Dataset entries
....

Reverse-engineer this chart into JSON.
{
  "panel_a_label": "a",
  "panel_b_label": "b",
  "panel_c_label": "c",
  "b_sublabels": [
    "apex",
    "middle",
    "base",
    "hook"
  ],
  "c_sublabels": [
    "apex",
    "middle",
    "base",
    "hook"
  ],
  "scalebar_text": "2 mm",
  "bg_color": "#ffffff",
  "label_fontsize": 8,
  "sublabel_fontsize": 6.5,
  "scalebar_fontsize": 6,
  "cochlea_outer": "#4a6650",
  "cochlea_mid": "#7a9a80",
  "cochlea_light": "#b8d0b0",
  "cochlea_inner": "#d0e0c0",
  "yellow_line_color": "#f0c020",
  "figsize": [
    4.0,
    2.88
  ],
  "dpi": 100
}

....

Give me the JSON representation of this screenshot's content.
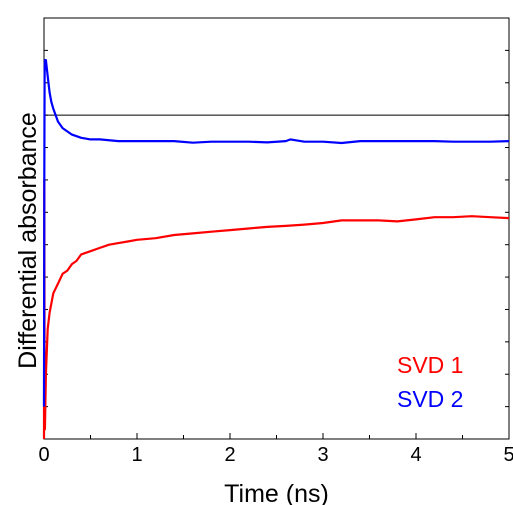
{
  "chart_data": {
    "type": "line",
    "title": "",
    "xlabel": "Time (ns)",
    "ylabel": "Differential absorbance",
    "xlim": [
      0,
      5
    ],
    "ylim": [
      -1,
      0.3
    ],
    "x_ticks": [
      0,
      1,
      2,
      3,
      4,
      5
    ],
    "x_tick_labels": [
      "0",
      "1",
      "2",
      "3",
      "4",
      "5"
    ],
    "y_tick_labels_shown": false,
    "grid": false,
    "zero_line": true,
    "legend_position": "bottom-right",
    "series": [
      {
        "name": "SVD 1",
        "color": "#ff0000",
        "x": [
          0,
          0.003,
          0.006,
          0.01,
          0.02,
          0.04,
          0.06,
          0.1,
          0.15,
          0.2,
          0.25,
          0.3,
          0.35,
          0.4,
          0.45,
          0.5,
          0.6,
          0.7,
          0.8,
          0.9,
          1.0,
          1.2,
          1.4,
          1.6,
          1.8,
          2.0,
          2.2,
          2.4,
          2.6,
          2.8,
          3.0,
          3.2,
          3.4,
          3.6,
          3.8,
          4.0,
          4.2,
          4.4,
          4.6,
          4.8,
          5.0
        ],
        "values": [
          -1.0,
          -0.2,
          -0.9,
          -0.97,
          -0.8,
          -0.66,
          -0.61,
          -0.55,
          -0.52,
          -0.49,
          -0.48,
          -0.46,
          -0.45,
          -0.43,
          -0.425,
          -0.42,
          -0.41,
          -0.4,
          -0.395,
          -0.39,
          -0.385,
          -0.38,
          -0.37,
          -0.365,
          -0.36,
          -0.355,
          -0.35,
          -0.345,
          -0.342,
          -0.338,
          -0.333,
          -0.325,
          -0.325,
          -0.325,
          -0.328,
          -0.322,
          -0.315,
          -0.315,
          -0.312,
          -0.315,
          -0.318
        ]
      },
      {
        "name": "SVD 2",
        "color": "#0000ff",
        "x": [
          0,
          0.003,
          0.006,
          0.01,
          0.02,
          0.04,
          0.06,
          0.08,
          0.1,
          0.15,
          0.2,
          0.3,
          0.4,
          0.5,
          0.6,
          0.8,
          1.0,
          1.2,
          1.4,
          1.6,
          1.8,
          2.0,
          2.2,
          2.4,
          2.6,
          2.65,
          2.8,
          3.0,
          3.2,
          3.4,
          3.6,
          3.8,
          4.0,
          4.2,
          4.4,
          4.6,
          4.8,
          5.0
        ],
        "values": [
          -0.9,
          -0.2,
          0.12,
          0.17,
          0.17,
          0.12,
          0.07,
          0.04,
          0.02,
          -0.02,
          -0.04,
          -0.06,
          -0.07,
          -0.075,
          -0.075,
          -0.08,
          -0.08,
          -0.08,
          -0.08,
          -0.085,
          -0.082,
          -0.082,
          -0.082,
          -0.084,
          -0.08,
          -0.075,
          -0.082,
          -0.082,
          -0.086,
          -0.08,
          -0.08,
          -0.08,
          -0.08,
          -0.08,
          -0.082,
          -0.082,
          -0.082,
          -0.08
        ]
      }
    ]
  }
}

....

* Your instructions:
State only the number of lines in these entries that contain "this".

* Output of the exercise:
2